===== Stored data =====

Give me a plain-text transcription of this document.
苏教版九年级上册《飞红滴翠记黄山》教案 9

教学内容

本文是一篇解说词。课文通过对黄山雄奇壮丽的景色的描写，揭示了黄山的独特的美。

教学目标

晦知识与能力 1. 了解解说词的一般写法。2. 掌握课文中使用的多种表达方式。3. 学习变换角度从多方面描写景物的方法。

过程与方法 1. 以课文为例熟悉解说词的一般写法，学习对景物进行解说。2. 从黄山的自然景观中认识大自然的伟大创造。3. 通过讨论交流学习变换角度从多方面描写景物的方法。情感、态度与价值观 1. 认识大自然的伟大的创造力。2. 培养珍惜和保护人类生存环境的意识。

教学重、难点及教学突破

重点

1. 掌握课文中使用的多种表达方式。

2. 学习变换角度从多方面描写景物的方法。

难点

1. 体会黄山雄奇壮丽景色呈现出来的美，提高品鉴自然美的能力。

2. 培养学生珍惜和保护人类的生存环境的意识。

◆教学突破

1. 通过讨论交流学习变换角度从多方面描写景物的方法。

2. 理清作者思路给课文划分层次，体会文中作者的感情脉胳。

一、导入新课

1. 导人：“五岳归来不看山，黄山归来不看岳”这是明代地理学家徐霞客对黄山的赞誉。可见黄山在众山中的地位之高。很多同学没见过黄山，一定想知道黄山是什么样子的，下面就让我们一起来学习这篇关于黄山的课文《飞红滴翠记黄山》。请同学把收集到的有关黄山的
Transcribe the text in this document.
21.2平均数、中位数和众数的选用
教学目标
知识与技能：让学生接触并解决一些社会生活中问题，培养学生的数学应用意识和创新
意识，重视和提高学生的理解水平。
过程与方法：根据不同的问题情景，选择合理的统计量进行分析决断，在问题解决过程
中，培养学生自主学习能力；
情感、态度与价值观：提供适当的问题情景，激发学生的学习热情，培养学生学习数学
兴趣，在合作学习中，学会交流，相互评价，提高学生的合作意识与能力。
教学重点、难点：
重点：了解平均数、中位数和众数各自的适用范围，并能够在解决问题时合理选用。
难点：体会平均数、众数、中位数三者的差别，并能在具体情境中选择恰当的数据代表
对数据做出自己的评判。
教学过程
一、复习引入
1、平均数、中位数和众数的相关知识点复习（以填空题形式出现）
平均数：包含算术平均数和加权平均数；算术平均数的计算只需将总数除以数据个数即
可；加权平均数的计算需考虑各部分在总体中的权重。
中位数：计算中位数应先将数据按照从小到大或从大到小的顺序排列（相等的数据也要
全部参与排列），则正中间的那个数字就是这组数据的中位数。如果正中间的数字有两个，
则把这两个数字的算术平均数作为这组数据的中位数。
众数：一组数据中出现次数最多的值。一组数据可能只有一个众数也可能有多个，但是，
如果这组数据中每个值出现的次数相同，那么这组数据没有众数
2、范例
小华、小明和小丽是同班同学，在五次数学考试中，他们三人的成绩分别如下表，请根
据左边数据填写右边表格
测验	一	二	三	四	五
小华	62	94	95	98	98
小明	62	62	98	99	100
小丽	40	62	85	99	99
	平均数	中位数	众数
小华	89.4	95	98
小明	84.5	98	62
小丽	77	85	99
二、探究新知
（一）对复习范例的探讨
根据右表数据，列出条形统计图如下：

=====

Short task: For the listing above, identify each line bearing "态度与价值观".

Solution to the exercise:
过程与方法 1. 以课文为例熟悉解说词的一般写法，学习对景物进行解说。2. 从黄山的自然景观中认识大自然的伟大创造。3. 通过讨论交流学习变换角度从多方面描写景物的方法。情感、态度与价值观 1. 认识大自然的伟大的创造力。2. 培养珍惜和保护人类生存环境的意识。
情感、态度与价值观：提供适当的问题情景，激发学生的学习热情，培养学生学习数学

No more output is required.